* _Data entries_
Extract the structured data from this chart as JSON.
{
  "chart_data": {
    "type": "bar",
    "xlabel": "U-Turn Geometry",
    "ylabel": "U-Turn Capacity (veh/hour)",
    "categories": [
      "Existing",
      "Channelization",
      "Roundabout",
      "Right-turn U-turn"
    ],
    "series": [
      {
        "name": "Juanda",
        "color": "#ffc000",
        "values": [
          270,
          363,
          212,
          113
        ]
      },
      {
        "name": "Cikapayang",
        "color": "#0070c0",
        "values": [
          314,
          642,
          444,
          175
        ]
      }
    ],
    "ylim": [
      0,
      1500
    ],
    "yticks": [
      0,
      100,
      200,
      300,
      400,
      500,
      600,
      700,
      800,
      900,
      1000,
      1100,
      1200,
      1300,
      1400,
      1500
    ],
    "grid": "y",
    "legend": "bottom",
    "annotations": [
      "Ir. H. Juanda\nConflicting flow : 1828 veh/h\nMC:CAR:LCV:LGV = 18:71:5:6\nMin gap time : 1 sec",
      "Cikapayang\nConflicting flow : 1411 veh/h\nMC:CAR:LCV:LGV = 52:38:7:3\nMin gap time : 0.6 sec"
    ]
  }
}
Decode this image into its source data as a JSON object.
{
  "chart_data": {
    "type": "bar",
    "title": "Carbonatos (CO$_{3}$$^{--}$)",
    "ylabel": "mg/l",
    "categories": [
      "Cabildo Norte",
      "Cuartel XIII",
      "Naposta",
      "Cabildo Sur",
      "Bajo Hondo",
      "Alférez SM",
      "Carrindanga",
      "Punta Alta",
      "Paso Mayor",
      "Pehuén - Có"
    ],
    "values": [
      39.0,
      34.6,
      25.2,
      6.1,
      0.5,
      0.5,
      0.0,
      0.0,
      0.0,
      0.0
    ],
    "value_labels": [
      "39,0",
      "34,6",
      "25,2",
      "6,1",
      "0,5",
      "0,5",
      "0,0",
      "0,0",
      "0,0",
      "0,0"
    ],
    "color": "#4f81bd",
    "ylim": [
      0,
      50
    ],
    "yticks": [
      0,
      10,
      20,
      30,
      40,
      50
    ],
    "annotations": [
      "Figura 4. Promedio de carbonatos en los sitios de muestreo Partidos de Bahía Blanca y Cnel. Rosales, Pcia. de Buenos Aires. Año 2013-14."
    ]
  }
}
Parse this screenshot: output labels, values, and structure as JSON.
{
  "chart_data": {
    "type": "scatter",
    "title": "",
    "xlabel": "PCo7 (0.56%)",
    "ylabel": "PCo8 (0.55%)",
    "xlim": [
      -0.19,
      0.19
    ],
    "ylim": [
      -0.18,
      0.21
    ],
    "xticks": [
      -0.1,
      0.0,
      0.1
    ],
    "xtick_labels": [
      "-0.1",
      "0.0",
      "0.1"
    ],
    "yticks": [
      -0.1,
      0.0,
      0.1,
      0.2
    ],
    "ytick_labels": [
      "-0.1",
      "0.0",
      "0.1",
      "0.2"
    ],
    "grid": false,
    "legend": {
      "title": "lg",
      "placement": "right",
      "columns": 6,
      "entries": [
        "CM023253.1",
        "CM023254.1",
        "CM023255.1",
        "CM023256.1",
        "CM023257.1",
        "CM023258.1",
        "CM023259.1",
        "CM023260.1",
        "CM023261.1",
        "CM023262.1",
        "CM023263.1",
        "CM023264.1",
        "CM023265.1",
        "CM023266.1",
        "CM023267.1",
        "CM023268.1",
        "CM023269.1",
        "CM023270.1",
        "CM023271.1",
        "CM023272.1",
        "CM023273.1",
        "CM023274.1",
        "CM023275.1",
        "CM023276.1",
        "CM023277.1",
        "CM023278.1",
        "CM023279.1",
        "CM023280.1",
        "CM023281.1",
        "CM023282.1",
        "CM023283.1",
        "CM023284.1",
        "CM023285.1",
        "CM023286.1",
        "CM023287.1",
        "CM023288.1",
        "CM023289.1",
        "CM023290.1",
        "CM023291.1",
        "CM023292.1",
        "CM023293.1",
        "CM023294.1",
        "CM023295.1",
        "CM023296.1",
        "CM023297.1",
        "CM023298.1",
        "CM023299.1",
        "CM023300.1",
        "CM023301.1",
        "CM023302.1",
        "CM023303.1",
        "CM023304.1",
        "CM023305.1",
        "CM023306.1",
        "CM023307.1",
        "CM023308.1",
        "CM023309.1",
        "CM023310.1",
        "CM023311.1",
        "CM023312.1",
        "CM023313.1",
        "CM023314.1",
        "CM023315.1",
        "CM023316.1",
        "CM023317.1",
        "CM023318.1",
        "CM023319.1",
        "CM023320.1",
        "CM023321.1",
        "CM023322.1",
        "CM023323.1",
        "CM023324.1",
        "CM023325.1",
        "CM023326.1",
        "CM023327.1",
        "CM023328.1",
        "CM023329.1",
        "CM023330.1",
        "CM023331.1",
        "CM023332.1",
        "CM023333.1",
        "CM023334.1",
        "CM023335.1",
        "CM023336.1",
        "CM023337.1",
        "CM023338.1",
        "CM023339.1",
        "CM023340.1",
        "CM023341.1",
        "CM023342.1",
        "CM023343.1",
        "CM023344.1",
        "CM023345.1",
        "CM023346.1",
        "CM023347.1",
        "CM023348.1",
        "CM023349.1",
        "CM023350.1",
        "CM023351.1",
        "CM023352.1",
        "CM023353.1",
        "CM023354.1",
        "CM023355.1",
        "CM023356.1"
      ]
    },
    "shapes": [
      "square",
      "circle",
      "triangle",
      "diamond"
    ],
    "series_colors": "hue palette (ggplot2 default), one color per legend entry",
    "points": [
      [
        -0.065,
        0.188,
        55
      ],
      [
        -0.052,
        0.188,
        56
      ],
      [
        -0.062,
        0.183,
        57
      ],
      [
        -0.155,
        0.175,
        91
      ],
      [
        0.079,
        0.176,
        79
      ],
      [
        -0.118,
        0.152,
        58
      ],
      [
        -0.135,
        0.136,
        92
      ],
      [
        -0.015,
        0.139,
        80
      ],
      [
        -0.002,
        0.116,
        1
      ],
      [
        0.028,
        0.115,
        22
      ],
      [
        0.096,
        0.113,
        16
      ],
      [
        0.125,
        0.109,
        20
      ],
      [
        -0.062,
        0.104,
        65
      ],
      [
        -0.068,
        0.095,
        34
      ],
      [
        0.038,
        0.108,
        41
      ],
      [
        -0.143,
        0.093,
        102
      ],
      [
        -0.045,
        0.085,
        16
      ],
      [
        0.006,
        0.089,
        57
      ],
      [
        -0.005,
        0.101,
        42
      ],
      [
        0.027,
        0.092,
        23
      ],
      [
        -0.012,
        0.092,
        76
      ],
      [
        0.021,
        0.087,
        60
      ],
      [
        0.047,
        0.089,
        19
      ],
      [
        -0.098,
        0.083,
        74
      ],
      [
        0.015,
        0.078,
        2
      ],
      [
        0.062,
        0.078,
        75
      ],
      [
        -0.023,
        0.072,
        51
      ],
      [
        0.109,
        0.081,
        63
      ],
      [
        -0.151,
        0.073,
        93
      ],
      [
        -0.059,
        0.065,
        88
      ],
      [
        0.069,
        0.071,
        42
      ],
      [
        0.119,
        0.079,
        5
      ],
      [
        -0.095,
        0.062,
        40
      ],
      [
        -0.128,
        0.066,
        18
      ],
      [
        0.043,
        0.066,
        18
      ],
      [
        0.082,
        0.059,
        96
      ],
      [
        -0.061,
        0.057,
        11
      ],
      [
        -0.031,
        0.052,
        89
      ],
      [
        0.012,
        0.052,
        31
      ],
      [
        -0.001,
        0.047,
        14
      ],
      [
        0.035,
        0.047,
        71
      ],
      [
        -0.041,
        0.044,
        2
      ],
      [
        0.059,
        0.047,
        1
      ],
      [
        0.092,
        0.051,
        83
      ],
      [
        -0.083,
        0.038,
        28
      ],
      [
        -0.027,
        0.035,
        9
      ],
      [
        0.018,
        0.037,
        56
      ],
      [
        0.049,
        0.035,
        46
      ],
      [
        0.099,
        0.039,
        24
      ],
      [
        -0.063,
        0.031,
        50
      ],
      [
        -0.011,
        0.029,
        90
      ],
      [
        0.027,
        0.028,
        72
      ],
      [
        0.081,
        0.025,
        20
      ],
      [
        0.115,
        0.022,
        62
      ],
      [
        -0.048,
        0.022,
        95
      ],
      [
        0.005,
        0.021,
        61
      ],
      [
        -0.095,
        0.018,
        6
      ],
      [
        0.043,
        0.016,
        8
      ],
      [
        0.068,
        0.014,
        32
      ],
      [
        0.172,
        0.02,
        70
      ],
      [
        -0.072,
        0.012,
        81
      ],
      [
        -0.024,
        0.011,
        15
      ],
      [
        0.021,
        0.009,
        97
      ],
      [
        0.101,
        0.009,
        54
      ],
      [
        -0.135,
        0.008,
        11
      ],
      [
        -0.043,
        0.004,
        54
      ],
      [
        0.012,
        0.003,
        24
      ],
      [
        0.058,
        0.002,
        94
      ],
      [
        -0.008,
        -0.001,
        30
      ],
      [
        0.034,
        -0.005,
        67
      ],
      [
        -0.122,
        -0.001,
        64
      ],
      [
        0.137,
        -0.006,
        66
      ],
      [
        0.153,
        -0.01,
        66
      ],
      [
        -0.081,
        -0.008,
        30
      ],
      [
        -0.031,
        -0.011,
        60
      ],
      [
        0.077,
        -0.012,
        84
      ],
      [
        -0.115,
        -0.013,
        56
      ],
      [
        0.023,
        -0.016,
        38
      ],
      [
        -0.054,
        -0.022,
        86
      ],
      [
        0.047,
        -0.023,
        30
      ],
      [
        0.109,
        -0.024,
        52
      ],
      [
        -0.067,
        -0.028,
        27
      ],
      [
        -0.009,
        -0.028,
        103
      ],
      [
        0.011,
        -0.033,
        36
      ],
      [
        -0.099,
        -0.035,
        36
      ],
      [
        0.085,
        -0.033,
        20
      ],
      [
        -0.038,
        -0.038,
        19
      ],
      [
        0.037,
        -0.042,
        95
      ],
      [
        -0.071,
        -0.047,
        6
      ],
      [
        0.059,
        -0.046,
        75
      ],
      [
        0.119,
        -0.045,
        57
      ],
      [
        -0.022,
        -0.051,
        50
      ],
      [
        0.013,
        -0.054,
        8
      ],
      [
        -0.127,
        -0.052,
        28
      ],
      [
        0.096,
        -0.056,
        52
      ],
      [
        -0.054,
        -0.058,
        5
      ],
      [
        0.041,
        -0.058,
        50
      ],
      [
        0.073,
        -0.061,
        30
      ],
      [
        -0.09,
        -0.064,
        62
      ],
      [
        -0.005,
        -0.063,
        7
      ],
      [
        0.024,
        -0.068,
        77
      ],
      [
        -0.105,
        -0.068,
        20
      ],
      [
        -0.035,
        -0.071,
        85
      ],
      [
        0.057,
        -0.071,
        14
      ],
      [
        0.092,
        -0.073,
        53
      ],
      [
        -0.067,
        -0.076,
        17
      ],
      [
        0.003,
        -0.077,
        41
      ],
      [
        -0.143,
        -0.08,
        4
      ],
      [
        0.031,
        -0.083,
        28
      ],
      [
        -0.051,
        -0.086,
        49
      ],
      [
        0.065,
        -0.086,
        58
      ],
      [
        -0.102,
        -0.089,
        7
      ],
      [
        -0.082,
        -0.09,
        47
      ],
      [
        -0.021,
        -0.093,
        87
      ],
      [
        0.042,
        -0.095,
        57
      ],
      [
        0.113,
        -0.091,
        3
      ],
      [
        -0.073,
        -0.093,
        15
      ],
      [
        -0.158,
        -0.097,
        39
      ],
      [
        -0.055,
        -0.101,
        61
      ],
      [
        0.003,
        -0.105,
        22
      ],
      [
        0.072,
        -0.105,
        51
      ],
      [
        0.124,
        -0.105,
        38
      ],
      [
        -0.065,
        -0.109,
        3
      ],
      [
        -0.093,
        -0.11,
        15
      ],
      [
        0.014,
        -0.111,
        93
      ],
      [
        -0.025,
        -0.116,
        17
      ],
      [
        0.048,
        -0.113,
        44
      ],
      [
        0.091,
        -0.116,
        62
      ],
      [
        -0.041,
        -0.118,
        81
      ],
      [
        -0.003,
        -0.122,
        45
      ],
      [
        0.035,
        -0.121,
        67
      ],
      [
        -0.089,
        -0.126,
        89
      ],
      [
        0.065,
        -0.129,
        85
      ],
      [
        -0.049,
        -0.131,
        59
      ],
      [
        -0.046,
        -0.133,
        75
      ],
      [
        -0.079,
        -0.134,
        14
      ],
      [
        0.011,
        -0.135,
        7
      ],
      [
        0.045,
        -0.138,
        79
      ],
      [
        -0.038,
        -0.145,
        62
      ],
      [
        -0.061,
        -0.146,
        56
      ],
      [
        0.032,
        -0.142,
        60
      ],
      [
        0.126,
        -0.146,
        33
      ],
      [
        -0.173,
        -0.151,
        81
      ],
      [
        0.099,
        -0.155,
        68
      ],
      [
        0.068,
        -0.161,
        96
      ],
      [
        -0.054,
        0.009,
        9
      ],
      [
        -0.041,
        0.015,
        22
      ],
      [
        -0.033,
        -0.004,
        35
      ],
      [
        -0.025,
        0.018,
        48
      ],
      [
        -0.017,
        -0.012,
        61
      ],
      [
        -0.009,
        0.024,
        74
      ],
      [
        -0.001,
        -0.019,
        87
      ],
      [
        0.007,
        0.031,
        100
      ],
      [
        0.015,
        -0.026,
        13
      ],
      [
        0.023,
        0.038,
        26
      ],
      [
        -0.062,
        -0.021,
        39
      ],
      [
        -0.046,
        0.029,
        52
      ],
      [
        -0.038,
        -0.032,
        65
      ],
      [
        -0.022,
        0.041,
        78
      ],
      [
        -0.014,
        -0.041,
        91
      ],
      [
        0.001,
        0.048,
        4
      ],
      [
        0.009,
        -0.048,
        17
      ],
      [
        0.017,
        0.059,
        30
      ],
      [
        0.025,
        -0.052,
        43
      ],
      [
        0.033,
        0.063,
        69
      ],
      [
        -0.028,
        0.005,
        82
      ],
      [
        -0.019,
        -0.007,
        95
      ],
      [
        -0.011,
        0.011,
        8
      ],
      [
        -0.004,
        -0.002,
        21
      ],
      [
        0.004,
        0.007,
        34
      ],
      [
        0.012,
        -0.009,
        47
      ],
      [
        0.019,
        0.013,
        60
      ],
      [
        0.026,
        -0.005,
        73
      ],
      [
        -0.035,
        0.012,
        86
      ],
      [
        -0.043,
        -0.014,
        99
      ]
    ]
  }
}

* _Task_
Identify the lines in the entries that hold "Juanda" and return each one.

* _Task output_
        "name": "Juanda",
      "Ir. H. Juanda\nConflicting flow : 1828 veh/h\nMC:CAR:LCV:LGV = 18:71:5:6\nMin gap time : 1 sec",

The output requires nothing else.